▶ [YOUR ASSIGNMENT]: Working through the lines below, return each one that holds "means".

▶ [Data excerpts]:
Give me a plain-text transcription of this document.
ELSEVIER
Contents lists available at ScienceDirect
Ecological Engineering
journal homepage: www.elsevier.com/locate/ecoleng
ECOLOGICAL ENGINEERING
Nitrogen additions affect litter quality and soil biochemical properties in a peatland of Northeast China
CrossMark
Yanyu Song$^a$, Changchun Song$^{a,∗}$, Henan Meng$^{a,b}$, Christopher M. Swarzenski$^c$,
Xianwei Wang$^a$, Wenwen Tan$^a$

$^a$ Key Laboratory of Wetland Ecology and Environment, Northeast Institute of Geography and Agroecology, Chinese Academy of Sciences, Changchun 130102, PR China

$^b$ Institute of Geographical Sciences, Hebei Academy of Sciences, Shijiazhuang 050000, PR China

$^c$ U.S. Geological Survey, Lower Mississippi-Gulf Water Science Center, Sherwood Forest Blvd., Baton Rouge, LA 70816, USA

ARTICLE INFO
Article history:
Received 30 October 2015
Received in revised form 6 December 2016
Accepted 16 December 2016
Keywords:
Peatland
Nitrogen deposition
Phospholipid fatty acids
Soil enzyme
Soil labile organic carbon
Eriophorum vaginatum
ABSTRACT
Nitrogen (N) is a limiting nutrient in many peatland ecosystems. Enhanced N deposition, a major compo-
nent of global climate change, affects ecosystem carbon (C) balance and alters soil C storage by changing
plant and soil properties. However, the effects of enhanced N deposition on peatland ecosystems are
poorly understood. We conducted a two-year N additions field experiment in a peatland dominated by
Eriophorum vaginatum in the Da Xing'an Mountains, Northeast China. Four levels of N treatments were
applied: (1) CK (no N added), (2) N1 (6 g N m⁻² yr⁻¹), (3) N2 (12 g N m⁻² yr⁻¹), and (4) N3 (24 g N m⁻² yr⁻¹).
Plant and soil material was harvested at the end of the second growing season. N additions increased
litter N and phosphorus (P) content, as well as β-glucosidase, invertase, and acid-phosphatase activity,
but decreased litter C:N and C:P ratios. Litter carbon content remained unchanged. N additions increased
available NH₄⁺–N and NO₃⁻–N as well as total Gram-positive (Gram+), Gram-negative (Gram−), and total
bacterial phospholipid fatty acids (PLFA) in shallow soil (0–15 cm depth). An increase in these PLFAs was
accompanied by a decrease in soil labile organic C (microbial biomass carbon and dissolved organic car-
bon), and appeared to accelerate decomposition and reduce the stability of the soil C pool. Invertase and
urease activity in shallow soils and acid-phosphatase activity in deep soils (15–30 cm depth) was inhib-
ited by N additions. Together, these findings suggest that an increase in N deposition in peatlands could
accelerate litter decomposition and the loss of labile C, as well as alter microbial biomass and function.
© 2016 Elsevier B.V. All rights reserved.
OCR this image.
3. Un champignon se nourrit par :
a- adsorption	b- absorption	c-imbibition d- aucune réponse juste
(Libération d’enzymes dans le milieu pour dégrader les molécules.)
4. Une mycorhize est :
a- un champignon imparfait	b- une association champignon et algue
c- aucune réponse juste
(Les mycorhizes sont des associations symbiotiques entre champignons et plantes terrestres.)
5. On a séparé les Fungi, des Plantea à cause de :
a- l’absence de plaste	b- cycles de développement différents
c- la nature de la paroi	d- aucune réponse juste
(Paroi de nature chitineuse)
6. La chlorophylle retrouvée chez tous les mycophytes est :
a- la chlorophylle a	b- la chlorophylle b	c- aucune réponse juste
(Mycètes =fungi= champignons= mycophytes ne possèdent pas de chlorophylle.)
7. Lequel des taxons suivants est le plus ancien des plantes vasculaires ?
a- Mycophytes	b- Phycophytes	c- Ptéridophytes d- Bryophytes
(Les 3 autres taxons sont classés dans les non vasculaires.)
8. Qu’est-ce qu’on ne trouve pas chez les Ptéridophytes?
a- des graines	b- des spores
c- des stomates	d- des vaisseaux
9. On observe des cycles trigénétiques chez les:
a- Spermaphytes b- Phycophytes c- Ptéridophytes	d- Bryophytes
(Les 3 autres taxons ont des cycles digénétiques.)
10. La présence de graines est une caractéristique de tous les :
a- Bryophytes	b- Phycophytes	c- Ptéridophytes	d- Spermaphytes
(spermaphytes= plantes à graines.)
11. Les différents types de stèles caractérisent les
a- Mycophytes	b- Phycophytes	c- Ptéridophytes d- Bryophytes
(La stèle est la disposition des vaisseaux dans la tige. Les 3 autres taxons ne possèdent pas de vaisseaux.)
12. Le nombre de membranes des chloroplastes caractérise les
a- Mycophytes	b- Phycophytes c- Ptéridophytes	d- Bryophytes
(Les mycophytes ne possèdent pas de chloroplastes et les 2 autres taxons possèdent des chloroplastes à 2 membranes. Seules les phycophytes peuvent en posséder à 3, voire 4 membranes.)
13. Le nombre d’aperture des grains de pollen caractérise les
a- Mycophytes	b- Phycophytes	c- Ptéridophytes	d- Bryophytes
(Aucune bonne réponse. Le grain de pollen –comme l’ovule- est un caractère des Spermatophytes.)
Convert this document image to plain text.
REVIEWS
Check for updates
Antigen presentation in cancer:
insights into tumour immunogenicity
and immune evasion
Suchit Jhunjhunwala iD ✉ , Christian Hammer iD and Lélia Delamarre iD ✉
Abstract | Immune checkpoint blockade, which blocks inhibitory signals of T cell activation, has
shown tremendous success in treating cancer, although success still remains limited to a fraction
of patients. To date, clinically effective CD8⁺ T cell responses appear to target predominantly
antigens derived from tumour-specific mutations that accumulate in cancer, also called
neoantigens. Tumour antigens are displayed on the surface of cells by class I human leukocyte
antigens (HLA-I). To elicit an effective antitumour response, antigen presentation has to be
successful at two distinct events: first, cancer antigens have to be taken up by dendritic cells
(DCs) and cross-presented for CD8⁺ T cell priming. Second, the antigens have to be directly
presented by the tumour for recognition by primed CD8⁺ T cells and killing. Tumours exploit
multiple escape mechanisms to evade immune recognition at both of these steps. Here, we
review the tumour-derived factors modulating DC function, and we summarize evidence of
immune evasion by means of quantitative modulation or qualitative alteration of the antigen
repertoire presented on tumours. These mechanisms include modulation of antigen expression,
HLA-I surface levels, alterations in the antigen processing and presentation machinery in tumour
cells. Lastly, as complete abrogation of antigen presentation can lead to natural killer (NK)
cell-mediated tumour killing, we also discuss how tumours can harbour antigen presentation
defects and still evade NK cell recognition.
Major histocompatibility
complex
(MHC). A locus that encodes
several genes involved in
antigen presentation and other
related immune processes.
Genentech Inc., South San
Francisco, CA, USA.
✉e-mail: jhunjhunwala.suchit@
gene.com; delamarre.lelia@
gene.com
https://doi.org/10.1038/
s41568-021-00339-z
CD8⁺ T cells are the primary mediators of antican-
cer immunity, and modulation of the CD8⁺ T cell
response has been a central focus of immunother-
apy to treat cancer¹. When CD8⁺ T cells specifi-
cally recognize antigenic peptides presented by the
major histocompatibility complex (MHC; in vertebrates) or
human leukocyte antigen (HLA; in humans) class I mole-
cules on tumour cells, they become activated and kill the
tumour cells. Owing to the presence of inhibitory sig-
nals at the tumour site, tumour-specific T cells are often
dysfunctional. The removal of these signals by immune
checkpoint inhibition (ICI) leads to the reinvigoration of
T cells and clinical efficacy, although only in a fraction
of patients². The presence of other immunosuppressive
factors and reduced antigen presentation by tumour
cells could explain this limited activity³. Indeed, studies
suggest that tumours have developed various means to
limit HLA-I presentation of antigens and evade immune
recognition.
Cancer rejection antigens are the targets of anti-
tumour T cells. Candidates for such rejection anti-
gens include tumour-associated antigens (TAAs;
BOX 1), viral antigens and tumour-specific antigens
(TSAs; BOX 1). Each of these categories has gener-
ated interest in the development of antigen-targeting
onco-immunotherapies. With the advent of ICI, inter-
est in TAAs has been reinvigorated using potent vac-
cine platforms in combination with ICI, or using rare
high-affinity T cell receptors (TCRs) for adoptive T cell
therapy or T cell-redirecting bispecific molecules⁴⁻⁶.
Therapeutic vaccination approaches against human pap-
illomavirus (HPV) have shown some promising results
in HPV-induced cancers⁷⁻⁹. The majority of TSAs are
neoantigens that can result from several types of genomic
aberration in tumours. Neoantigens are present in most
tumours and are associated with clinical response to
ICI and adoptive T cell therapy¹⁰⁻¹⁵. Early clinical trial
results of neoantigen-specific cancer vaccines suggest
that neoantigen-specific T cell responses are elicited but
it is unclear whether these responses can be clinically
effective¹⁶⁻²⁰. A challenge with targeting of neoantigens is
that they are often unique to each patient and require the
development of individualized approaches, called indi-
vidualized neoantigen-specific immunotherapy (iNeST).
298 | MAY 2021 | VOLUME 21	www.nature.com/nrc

▶ [RESPONSE BELOW]:
immune evasion by means of quantitative modulation or qualitative alteration of the antigen
suggest that tumours have developed various means to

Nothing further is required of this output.